-- Begin Rows --
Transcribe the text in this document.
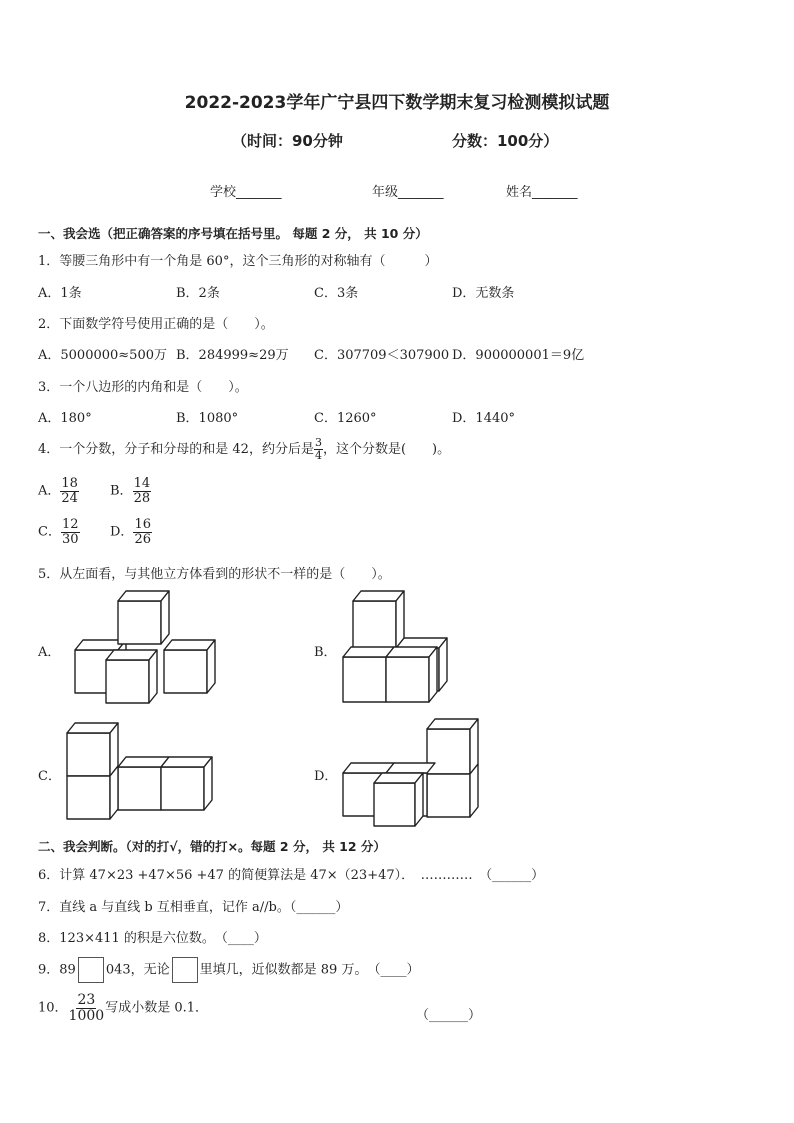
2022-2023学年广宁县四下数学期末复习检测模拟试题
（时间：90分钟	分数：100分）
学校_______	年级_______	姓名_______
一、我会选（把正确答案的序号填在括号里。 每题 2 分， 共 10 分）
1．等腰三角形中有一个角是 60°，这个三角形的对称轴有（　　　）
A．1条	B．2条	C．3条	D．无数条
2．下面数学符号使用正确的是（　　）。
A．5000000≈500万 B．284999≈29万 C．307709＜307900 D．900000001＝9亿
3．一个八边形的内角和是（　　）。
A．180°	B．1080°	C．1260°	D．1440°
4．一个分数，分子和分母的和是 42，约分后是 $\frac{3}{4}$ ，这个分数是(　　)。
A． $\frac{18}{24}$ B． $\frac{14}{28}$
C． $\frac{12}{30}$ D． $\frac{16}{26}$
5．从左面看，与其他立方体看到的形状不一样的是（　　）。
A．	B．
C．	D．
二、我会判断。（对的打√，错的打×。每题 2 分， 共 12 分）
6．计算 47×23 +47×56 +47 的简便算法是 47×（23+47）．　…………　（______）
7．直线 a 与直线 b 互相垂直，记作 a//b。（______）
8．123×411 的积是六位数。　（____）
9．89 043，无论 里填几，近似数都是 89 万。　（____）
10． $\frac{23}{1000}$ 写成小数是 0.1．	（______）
-- End Rows --
Task statement =
Repeat every record above exactly, but leave out any pictures.

Output below =
Transcribe the text in this document.
2022-2023学年广宁县四下数学期末复习检测模拟试题
（时间：90分钟	分数：100分）
学校_______	年级_______	姓名_______
一、我会选（把正确答案的序号填在括号里。 每题 2 分， 共 10 分）
1．等腰三角形中有一个角是 60°，这个三角形的对称轴有（　　　）
A．1条	B．2条	C．3条	D．无数条
2．下面数学符号使用正确的是（　　）。
A．5000000≈500万 B．284999≈29万 C．307709＜307900 D．900000001＝9亿
3．一个八边形的内角和是（　　）。
A．180°	B．1080°	C．1260°	D．1440°
4．一个分数，分子和分母的和是 42，约分后是 $\frac{3}{4}$ ，这个分数是(　　)。
A． $\frac{18}{24}$ B． $\frac{14}{28}$
C． $\frac{12}{30}$ D． $\frac{16}{26}$
5．从左面看，与其他立方体看到的形状不一样的是（　　）。
A．	B．
C．	D．
二、我会判断。（对的打√，错的打×。每题 2 分， 共 12 分）
6．计算 47×23 +47×56 +47 的简便算法是 47×（23+47）．　…………　（______）
7．直线 a 与直线 b 互相垂直，记作 a//b。（______）
8．123×411 的积是六位数。　（____）
9．89 043，无论 里填几，近似数都是 89 万。　（____）
10． $\frac{23}{1000}$ 写成小数是 0.1．	（______）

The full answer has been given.